- Task description -
Will you extract the entries word for word? Images should not appear in the copy.

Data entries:

# # # #

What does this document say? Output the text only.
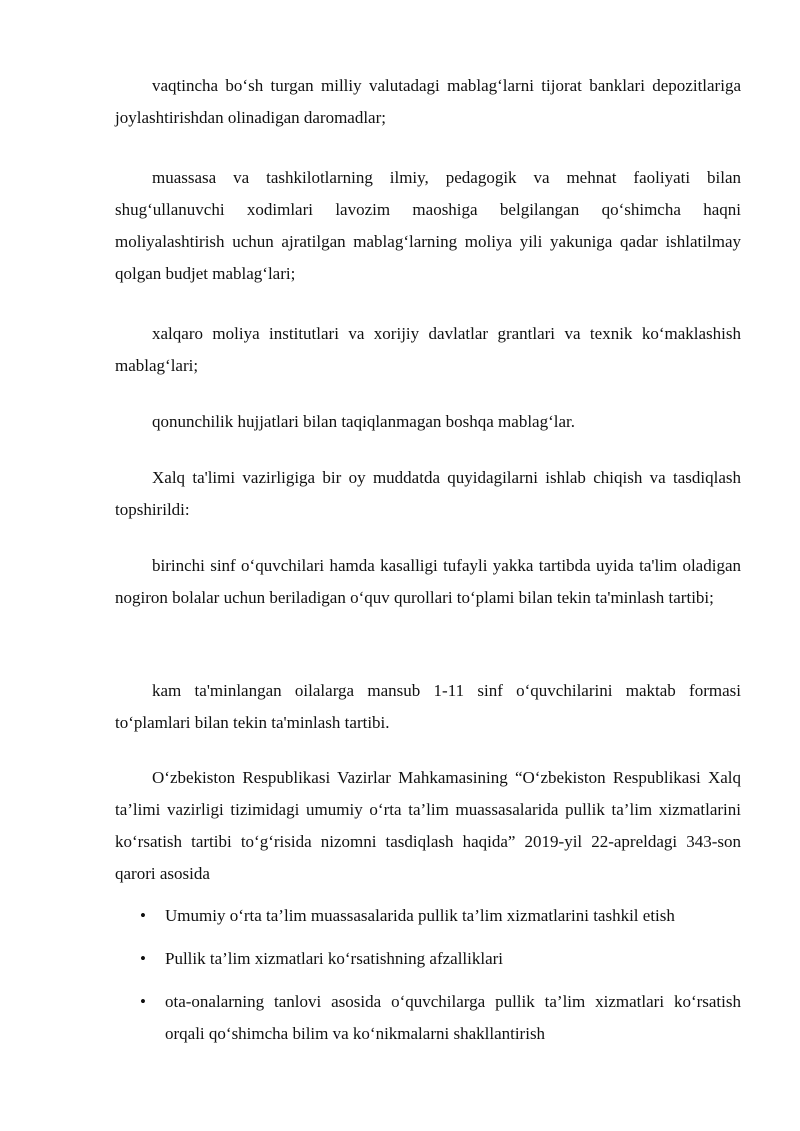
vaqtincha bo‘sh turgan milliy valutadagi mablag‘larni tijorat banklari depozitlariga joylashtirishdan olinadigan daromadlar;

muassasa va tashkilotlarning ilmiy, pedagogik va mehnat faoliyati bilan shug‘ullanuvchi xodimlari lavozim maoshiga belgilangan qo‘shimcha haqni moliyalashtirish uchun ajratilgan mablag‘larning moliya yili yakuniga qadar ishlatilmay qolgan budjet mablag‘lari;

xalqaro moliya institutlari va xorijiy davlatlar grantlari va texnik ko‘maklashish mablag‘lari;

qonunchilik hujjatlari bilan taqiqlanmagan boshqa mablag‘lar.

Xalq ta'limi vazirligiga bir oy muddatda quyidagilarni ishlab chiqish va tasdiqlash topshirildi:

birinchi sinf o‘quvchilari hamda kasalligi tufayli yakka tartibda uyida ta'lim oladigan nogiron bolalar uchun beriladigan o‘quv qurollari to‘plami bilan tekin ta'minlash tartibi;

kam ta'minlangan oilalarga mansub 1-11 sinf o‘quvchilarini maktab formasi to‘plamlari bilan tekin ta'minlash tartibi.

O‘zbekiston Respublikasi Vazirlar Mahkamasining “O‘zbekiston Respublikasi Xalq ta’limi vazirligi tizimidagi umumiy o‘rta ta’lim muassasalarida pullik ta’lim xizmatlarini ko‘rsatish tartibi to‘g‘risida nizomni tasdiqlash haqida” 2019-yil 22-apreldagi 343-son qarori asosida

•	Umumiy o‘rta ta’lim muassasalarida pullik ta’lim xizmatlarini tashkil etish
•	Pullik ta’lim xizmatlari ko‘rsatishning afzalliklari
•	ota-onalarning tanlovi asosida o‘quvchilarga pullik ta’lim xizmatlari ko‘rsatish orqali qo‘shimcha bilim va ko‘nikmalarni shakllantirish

# # # #

- Finished answer -
What does this document say? Output the text only.
vaqtincha bo‘sh turgan milliy valutadagi mablag‘larni tijorat banklari depozitlariga joylashtirishdan olinadigan daromadlar;

muassasa va tashkilotlarning ilmiy, pedagogik va mehnat faoliyati bilan shug‘ullanuvchi xodimlari lavozim maoshiga belgilangan qo‘shimcha haqni moliyalashtirish uchun ajratilgan mablag‘larning moliya yili yakuniga qadar ishlatilmay qolgan budjet mablag‘lari;

xalqaro moliya institutlari va xorijiy davlatlar grantlari va texnik ko‘maklashish mablag‘lari;

qonunchilik hujjatlari bilan taqiqlanmagan boshqa mablag‘lar.

Xalq ta'limi vazirligiga bir oy muddatda quyidagilarni ishlab chiqish va tasdiqlash topshirildi:

birinchi sinf o‘quvchilari hamda kasalligi tufayli yakka tartibda uyida ta'lim oladigan nogiron bolalar uchun beriladigan o‘quv qurollari to‘plami bilan tekin ta'minlash tartibi;

kam ta'minlangan oilalarga mansub 1-11 sinf o‘quvchilarini maktab formasi to‘plamlari bilan tekin ta'minlash tartibi.

O‘zbekiston Respublikasi Vazirlar Mahkamasining “O‘zbekiston Respublikasi Xalq ta’limi vazirligi tizimidagi umumiy o‘rta ta’lim muassasalarida pullik ta’lim xizmatlarini ko‘rsatish tartibi to‘g‘risida nizomni tasdiqlash haqida” 2019-yil 22-apreldagi 343-son qarori asosida

•	Umumiy o‘rta ta’lim muassasalarida pullik ta’lim xizmatlarini tashkil etish
•	Pullik ta’lim xizmatlari ko‘rsatishning afzalliklari
•	ota-onalarning tanlovi asosida o‘quvchilarga pullik ta’lim xizmatlari ko‘rsatish orqali qo‘shimcha bilim va ko‘nikmalarni shakllantirish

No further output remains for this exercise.